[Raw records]
=====
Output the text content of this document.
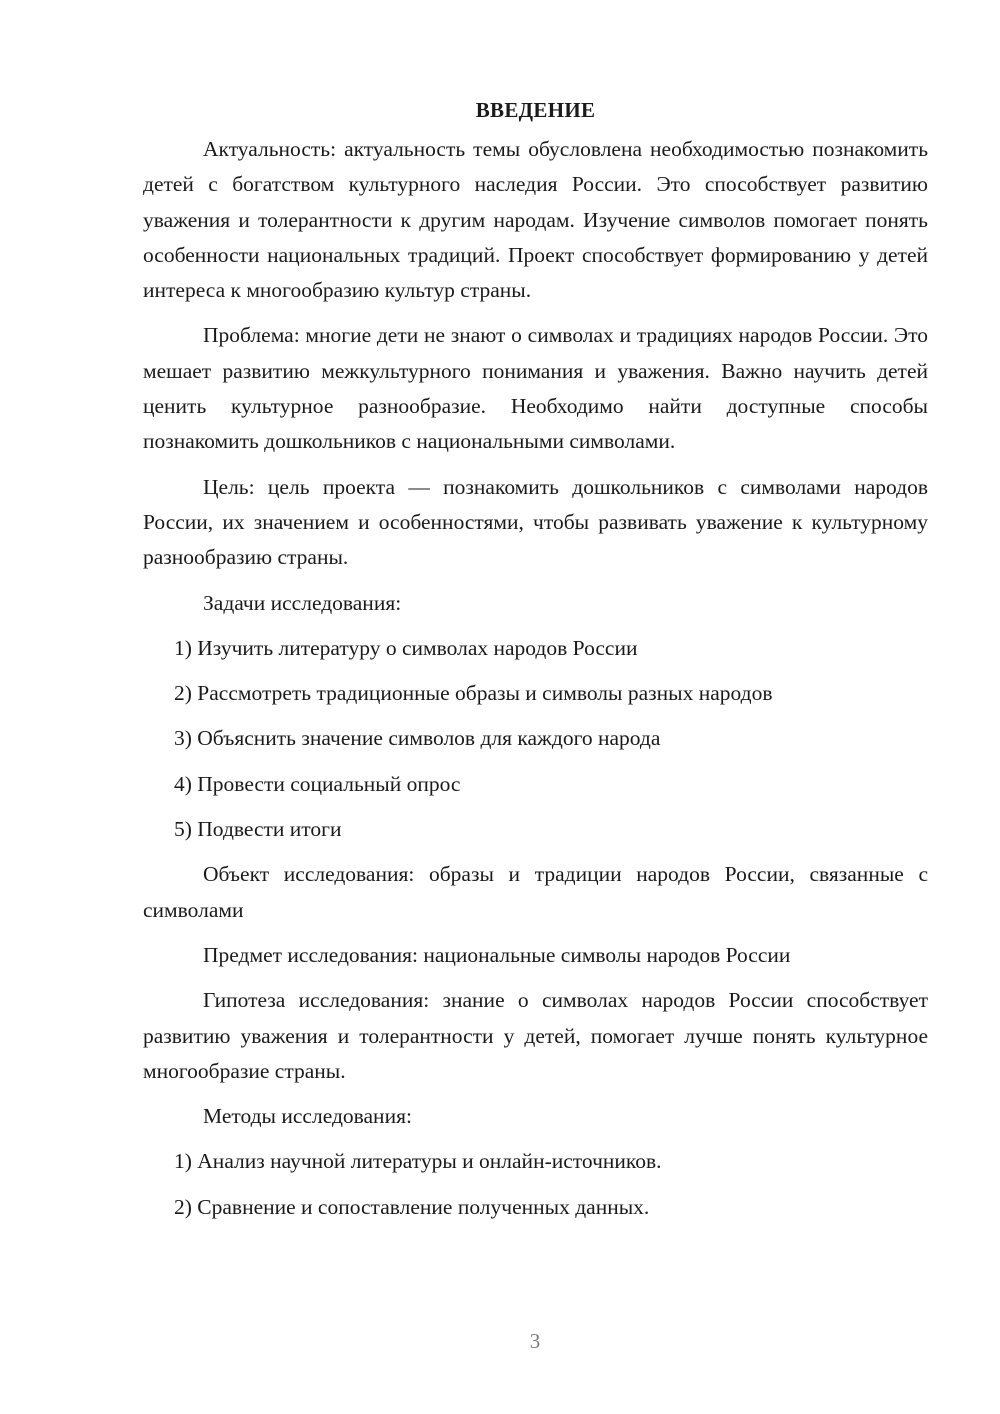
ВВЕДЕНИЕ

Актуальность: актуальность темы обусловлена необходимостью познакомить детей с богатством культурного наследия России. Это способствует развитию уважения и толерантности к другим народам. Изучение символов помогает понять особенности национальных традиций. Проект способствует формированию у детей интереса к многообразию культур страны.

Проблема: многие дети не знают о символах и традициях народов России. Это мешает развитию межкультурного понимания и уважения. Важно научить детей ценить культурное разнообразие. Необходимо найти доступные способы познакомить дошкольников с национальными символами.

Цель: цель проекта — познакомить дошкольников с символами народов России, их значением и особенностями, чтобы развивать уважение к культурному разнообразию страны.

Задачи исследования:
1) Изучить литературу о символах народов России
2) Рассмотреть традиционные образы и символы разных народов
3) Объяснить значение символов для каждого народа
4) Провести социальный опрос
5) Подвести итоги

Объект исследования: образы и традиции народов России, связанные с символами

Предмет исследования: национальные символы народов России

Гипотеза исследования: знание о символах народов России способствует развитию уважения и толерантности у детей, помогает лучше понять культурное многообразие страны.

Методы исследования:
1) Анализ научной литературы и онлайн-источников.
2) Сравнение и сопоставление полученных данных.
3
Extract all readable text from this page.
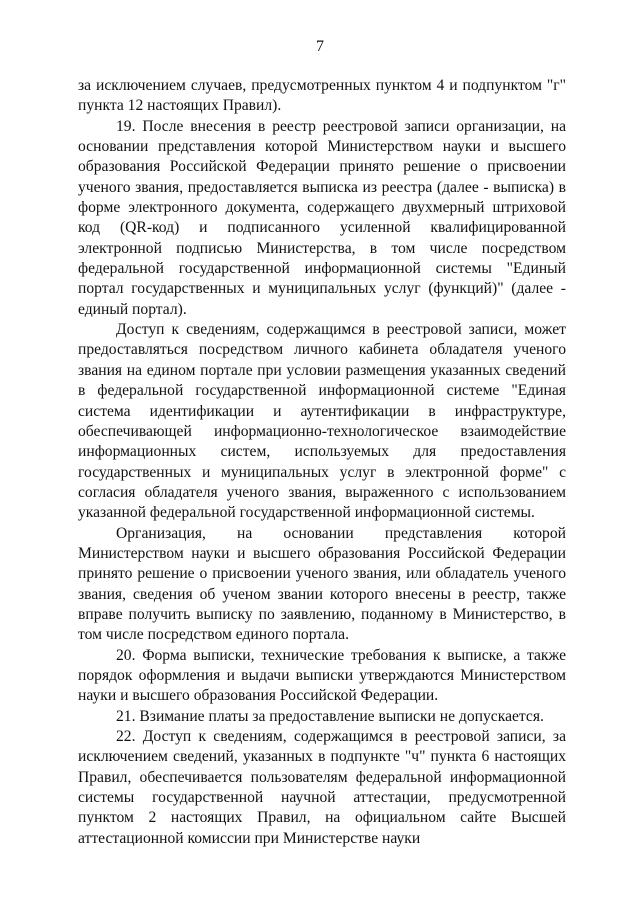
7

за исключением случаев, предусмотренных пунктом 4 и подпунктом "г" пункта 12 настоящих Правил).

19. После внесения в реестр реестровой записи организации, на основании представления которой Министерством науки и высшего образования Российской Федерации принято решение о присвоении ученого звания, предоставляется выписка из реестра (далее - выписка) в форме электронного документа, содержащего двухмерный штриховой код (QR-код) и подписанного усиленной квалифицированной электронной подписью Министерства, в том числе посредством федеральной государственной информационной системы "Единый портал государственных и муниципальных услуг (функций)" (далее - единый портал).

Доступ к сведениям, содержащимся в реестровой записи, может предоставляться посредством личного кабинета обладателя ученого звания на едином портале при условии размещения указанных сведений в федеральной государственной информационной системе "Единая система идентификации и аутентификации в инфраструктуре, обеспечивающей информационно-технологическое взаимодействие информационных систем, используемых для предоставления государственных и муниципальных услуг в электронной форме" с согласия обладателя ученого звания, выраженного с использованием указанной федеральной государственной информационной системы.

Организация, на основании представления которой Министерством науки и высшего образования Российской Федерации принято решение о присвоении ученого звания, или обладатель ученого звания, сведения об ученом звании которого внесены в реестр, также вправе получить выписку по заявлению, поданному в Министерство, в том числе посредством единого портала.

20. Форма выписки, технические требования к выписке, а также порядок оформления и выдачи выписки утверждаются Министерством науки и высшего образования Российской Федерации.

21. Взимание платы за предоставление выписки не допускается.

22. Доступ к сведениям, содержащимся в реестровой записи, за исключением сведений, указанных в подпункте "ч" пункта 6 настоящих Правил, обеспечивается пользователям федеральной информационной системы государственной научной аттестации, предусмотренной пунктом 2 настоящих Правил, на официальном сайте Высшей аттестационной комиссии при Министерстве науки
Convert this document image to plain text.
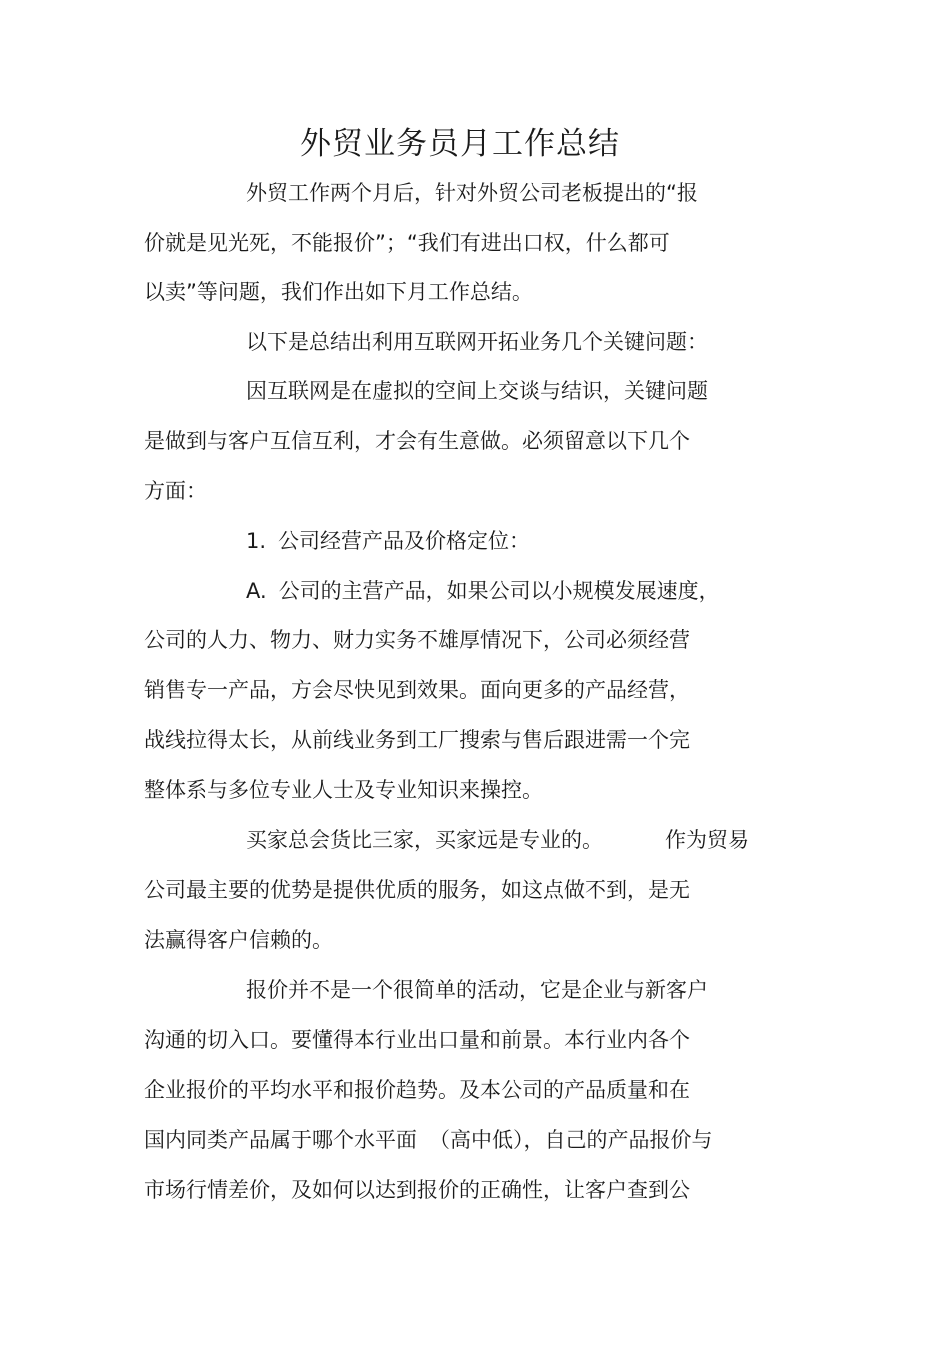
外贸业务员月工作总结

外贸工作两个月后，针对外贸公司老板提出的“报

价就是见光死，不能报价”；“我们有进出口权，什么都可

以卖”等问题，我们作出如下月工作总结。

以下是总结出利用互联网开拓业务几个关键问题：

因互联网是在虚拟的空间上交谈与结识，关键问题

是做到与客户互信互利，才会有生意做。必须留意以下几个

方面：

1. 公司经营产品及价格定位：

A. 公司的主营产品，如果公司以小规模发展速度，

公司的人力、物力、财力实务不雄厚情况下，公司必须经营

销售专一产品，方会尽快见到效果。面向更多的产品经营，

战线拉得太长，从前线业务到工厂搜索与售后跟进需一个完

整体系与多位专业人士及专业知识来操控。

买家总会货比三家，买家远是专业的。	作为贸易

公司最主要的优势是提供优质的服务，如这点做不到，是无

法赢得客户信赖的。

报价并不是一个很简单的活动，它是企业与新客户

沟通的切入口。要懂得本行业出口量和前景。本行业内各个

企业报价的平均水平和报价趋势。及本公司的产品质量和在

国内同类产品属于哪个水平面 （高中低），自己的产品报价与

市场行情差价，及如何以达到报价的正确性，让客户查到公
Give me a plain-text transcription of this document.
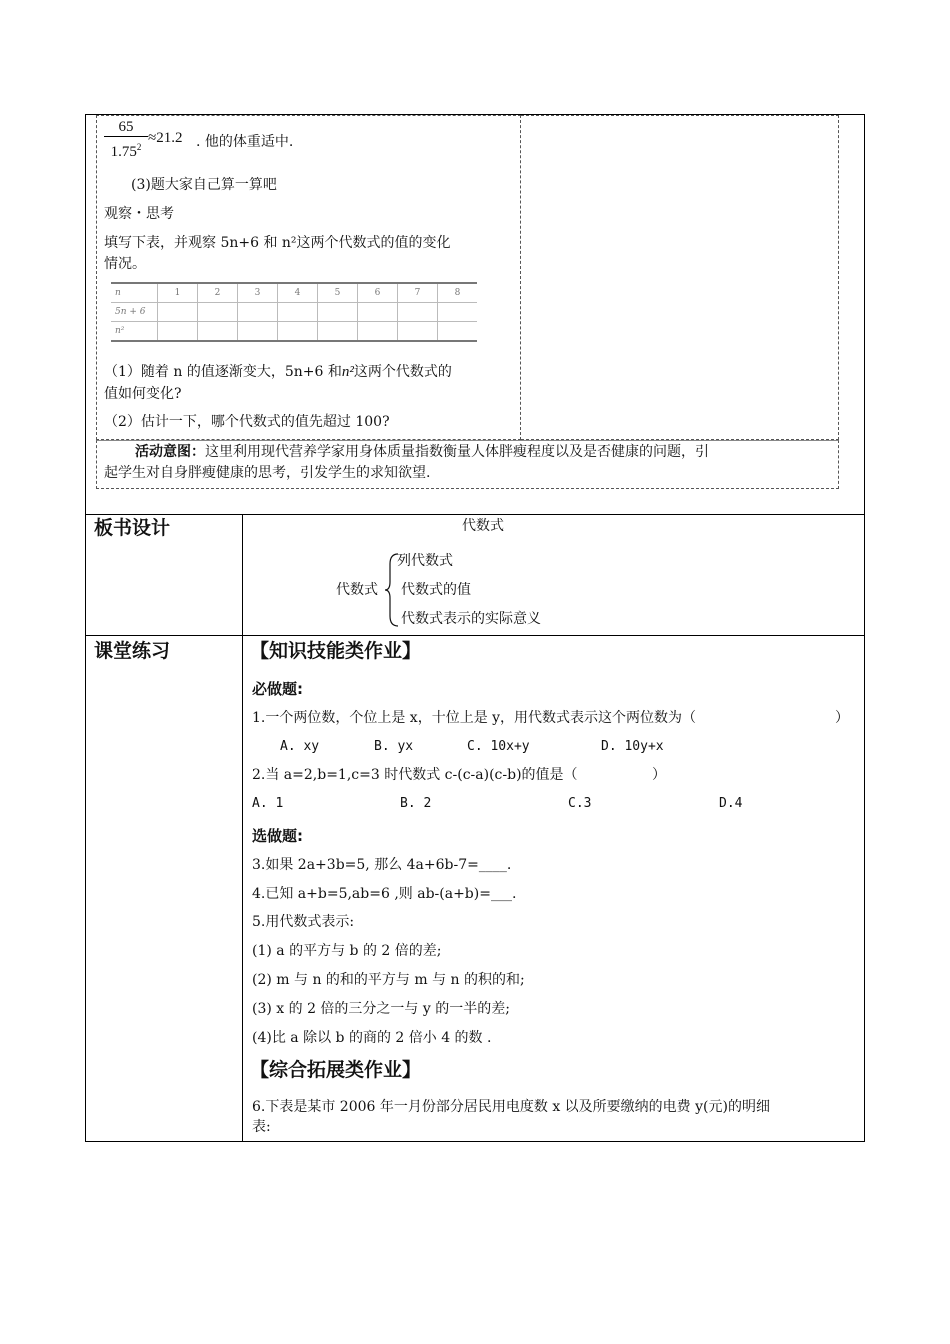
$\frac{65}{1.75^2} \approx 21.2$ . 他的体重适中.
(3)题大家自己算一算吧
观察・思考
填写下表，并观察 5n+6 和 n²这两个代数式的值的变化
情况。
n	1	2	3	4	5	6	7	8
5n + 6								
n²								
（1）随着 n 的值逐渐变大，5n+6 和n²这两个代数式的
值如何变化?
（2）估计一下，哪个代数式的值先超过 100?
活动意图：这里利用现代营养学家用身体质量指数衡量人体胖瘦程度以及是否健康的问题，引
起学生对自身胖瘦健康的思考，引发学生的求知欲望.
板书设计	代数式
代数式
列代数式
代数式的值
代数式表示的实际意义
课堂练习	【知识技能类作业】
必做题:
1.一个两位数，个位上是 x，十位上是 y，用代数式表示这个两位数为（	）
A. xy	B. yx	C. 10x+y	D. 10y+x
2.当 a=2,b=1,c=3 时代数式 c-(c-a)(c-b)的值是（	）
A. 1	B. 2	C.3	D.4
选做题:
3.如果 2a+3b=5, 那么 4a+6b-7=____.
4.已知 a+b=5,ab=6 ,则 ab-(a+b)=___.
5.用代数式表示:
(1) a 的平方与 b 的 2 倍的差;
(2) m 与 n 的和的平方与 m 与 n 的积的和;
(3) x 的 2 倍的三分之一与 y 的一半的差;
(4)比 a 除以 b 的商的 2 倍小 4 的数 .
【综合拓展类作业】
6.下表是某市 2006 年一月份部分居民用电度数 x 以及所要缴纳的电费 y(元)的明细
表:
=====
» **Required work**
Among the lines of the material above, how many include the string "также"? Report only that number.

» **Solution to this problem**
2